• TASK DESCRIPTION:
Which lines in the material below contain the word "البخاري"? Copy each of them.

====== DATA SHOWN ======

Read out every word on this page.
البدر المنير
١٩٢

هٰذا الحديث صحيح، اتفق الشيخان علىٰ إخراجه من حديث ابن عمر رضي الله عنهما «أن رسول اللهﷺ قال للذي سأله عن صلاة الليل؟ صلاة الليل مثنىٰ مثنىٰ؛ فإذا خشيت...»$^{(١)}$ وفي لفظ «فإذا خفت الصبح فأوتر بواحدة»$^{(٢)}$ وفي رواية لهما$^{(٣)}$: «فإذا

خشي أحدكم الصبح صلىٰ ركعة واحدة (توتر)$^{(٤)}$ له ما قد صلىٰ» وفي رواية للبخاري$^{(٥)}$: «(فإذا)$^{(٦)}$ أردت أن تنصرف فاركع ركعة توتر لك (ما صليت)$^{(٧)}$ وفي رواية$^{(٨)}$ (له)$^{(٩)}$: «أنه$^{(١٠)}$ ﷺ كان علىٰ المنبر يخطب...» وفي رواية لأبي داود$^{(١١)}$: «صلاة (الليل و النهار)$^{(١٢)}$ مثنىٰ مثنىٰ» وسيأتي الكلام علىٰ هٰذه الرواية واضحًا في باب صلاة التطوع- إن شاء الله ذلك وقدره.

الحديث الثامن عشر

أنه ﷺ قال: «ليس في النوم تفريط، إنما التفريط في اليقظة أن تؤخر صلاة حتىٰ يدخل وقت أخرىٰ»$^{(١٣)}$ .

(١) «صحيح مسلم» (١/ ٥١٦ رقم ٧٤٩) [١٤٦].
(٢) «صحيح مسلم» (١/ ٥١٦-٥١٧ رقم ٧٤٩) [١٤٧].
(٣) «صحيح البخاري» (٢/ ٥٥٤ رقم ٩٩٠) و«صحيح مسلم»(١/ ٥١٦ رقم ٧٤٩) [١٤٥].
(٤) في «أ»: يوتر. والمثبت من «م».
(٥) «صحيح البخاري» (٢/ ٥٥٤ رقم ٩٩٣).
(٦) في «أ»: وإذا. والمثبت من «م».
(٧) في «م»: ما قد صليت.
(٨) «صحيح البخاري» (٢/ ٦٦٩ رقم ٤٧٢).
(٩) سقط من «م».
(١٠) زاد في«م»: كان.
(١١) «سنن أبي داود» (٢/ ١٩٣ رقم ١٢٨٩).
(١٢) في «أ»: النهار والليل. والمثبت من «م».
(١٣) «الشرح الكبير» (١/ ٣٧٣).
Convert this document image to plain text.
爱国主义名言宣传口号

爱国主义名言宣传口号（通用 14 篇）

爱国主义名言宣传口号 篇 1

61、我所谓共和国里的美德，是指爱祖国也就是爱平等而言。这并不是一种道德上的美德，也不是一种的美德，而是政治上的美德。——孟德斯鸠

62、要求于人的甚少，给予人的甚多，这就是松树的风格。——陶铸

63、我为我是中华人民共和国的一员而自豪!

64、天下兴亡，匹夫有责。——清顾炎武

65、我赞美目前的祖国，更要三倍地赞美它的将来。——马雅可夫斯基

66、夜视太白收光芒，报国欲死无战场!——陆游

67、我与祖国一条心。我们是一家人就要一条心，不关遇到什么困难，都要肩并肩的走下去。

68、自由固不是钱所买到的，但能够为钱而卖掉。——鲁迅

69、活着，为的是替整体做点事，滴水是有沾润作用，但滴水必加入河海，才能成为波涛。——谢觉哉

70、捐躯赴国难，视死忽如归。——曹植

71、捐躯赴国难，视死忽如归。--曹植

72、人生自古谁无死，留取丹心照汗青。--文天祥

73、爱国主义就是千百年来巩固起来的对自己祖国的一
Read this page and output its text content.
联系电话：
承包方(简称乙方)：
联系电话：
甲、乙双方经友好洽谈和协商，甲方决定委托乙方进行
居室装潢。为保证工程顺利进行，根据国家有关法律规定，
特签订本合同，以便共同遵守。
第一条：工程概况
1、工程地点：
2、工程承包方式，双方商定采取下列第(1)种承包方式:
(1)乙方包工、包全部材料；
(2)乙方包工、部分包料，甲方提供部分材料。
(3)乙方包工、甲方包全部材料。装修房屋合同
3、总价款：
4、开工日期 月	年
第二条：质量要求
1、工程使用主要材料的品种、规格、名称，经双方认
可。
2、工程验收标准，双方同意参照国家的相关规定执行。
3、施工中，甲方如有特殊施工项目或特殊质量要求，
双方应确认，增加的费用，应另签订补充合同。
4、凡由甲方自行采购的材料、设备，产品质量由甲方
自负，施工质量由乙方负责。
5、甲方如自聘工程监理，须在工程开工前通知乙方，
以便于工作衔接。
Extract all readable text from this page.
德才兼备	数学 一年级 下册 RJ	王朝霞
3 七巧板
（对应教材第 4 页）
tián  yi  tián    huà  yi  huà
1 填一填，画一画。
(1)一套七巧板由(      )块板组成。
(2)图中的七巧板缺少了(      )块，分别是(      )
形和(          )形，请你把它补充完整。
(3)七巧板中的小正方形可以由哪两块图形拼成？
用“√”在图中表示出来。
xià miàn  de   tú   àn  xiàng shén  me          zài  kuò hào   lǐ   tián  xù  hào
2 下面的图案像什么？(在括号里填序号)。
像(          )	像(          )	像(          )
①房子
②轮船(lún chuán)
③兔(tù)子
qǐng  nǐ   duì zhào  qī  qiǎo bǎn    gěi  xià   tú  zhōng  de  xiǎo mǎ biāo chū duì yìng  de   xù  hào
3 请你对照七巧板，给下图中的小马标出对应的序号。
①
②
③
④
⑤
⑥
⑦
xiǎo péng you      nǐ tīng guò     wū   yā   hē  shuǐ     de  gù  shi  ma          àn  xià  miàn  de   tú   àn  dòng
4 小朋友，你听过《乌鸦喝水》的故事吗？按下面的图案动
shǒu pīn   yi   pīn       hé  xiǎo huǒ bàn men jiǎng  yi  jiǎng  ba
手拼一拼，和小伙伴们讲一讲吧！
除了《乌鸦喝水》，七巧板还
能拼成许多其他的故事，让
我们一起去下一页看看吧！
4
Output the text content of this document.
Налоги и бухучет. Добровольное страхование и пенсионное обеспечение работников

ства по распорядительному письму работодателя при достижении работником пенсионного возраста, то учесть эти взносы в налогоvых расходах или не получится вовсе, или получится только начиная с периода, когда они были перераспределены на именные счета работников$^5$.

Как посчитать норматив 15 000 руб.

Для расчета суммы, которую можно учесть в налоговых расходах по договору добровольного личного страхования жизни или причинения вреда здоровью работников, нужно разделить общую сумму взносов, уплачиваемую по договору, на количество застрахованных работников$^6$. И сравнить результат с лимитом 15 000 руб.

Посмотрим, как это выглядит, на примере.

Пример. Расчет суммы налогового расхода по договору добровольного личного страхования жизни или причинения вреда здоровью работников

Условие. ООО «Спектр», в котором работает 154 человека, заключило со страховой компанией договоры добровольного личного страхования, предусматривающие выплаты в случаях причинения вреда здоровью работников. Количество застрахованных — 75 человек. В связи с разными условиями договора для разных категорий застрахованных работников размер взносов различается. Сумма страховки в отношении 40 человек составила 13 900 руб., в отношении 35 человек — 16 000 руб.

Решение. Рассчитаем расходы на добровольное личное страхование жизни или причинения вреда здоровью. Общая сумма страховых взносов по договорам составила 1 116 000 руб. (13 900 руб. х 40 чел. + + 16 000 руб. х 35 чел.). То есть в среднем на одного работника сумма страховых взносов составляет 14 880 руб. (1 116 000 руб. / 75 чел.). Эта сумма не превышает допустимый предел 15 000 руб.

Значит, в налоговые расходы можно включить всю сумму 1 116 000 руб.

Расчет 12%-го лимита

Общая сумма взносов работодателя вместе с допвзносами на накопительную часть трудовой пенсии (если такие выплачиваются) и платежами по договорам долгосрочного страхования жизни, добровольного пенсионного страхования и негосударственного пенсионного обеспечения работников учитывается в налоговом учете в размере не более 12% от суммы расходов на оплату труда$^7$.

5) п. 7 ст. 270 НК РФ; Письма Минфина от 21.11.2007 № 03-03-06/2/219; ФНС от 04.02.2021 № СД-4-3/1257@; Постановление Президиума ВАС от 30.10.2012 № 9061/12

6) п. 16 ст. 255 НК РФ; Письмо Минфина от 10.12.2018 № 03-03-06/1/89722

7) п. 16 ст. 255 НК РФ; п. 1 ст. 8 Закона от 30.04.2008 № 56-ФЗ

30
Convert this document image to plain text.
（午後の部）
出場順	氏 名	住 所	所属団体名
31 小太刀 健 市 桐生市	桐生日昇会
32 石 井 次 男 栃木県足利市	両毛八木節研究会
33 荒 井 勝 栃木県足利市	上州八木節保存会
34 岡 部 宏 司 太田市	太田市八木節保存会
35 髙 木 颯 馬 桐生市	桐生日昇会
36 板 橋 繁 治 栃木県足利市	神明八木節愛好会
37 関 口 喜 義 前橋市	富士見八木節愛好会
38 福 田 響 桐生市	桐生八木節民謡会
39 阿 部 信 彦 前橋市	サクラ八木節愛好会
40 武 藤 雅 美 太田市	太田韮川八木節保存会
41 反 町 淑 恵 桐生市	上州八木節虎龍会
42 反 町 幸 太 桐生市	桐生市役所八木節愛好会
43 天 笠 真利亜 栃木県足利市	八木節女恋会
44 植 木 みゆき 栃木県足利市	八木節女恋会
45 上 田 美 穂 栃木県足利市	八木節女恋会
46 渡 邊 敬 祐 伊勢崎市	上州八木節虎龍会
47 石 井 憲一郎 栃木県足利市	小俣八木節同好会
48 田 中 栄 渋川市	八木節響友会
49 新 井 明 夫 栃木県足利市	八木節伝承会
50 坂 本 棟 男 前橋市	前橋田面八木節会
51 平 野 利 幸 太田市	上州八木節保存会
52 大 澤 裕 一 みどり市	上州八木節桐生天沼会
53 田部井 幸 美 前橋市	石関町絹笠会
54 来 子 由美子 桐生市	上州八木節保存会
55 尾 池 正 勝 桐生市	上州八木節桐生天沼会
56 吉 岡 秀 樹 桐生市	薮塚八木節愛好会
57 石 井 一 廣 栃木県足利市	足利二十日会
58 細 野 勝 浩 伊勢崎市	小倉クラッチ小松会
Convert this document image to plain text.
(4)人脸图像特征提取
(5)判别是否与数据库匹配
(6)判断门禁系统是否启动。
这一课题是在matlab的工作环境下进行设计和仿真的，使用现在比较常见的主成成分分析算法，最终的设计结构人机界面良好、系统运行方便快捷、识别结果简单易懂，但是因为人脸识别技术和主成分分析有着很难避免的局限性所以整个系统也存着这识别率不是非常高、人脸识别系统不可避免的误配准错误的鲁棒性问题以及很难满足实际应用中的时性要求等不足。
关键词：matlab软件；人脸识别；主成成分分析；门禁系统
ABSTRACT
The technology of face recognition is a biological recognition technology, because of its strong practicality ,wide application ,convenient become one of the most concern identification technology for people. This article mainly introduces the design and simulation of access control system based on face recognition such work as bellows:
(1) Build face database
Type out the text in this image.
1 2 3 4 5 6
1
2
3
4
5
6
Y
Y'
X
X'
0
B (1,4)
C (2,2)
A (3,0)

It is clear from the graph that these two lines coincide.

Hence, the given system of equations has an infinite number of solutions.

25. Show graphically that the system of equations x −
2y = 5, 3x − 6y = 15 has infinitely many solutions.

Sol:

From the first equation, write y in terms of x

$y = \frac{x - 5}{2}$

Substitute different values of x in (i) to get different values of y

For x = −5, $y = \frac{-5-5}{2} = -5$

======

• RESPONSE:
(٣) «صحيح البخاري» (٢/ ٥٥٤ رقم ٩٩٠) و«صحيح مسلم»(١/ ٥١٦ رقم ٧٤٩) [١٤٥].
(٥) «صحيح البخاري» (٢/ ٥٥٤ رقم ٩٩٣).
(٨) «صحيح البخاري» (٢/ ٦٦٩ رقم ٤٧٢).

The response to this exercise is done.